--- Start ENTRIES PROVIDED ---

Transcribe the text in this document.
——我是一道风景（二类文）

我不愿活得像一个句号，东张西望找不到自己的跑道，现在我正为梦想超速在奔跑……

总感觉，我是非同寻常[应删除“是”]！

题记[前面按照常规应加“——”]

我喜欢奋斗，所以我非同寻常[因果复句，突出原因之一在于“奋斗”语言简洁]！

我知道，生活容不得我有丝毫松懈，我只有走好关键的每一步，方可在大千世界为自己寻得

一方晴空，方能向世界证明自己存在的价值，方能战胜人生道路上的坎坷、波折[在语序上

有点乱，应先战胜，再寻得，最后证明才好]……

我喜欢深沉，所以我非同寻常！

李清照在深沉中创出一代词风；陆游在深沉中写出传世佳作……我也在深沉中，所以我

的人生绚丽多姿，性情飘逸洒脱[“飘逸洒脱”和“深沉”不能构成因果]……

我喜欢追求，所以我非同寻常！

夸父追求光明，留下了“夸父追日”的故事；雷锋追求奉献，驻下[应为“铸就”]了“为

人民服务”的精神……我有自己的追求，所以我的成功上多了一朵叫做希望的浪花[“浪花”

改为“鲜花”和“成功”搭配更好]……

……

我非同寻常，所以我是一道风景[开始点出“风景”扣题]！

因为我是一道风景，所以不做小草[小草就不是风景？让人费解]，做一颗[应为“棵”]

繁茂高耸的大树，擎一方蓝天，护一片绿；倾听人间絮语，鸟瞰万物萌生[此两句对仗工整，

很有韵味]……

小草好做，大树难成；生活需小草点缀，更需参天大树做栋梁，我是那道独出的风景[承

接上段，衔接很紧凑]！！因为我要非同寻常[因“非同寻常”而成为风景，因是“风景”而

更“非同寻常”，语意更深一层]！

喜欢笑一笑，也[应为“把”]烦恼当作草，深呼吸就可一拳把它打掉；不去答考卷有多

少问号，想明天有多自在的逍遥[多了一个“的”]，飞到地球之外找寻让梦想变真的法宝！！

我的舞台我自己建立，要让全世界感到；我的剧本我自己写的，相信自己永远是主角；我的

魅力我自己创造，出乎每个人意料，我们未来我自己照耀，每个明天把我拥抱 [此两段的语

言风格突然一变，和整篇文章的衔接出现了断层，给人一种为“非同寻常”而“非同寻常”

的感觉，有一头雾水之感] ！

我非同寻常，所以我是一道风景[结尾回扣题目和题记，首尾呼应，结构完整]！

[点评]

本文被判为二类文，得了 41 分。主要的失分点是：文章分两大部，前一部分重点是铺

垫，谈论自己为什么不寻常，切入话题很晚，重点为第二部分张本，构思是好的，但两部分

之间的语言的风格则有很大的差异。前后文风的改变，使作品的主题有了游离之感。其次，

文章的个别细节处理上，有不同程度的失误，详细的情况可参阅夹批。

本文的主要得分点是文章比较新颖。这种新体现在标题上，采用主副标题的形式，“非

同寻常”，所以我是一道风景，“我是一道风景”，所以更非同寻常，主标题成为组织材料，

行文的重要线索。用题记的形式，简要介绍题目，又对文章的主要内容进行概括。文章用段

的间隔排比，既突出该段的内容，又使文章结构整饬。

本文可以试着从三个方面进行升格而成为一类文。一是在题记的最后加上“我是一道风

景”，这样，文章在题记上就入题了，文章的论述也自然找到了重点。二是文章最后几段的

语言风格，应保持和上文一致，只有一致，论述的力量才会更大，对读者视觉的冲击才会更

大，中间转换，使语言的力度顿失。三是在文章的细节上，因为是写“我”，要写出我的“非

--- End ENTRIES PROVIDED ---

What is the number of lines in the listing above that contain the string "所以我非同寻常"? Give only the number.

TASK RESPONSE: 3